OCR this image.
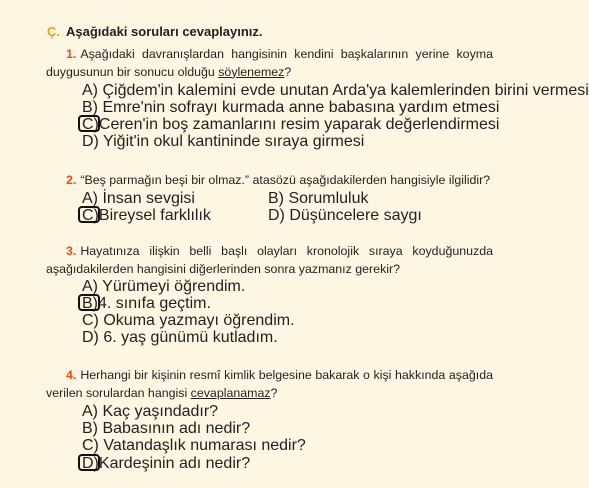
Ç. Aşağıdaki soruları cevaplayınız.
1. Aşağıdaki davranışlardan hangisinin kendini başkalarının yerine koyma duygusunun bir sonucu olduğu söylenemez?
A) Çiğdem'in kalemini evde unutan Arda'ya kalemlerinden birini vermesi
B) Emre'nin sofrayı kurmada anne babasına yardım etmesi
C)Ceren'in boş zamanlarını resim yaparak değerlendirmesi
D) Yiğit'in okul kantininde sıraya girmesi
2. “Beş parmağın beşi bir olmaz.” atasözü aşağıdakilerden hangisiyle ilgilidir?
A) İnsan sevgisi	B) Sorumluluk
C)Bireysel farklılık	D) Düşüncelere saygı
3. Hayatınıza ilişkin belli başlı olayları kronolojik sıraya koyduğunuzda aşağıdakilerden hangisini diğerlerinden sonra yazmanız gerekir?
A) Yürümeyi öğrendim.
B)4. sınıfa geçtim.
C) Okuma yazmayı öğrendim.
D) 6. yaş günümü kutladım.
4. Herhangi bir kişinin resmî kimlik belgesine bakarak o kişi hakkında aşağıda verilen sorulardan hangisi cevaplanamaz?
A) Kaç yaşındadır?
B) Babasının adı nedir?
C) Vatandaşlık numarası nedir?
D)Kardeşinin adı nedir?
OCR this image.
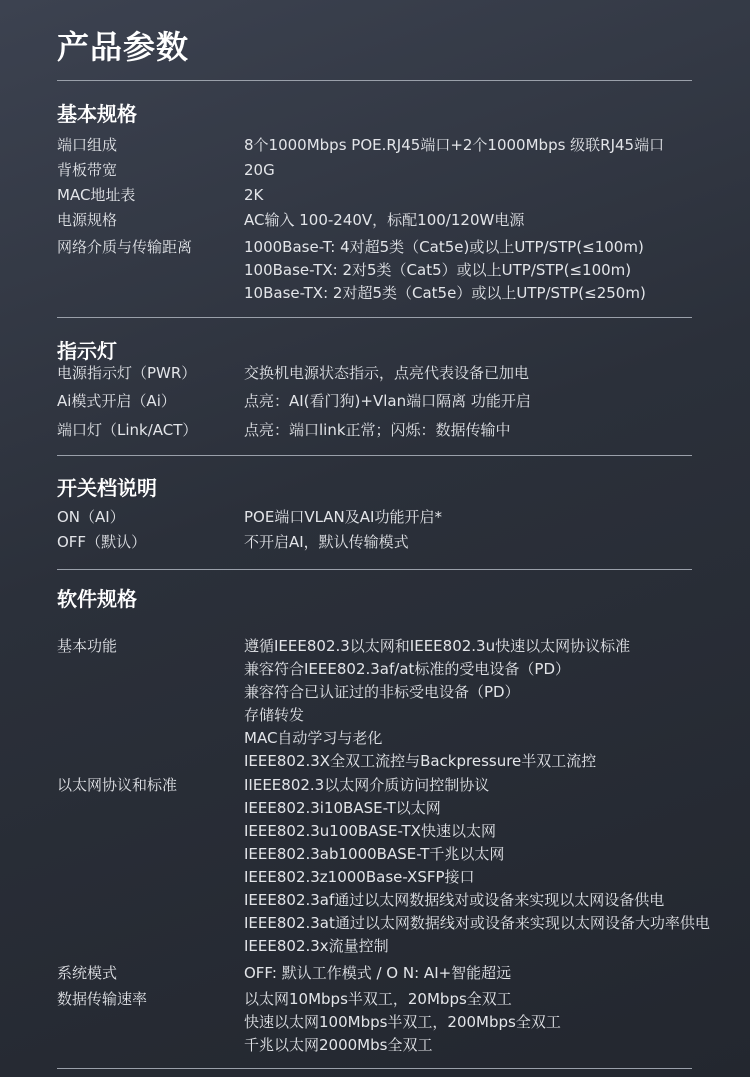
产品参数
基本规格
端口组成	8个1000Mbps POE.RJ45端口+2个1000Mbps 级联RJ45端口
背板带宽	20G
MAC地址表	2K
电源规格	AC输入 100-240V，标配100/120W电源
网络介质与传输距离	1000Base-T: 4对超5类（Cat5e)或以上UTP/STP(≤100m)
100Base-TX: 2对5类（Cat5）或以上UTP/STP(≤100m)
10Base-TX: 2对超5类（Cat5e）或以上UTP/STP(≤250m)
指示灯
电源指示灯（PWR）	交换机电源状态指示，点亮代表设备已加电
Ai模式开启（Ai）	点亮：AI(看门狗)+Vlan端口隔离 功能开启
端口灯（Link/ACT）	点亮：端口link正常；闪烁：数据传输中
开关档说明
ON（AI）	POE端口VLAN及AI功能开启*
OFF（默认）	不开启AI，默认传输模式
软件规格
基本功能	遵循IEEE802.3以太网和IEEE802.3u快速以太网协议标准
兼容符合IEEE802.3af/at标准的受电设备（PD）
兼容符合已认证过的非标受电设备（PD）
存储转发
MAC自动学习与老化
IEEE802.3X全双工流控与Backpressure半双工流控
以太网协议和标准	IIEEE802.3以太网介质访问控制协议
IEEE802.3i10BASE-T以太网
IEEE802.3u100BASE-TX快速以太网
IEEE802.3ab1000BASE-T千兆以太网
IEEE802.3z1000Base-XSFP接口
IEEE802.3af通过以太网数据线对或设备来实现以太网设备供电
IEEE802.3at通过以太网数据线对或设备来实现以太网设备大功率供电
IEEE802.3x流量控制
系统模式	OFF: 默认工作模式 / O N: AI+智能超远
数据传输速率	以太网10Mbps半双工，20Mbps全双工
快速以太网100Mbps半双工，200Mbps全双工
千兆以太网2000Mbs全双工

_ _ _ _ _ _ _

→ The request
In the entries above, find every line holding the word "öğrendim" and copy it out.

→ The output
A) Yürümeyi öğrendim.
C) Okuma yazmayı öğrendim.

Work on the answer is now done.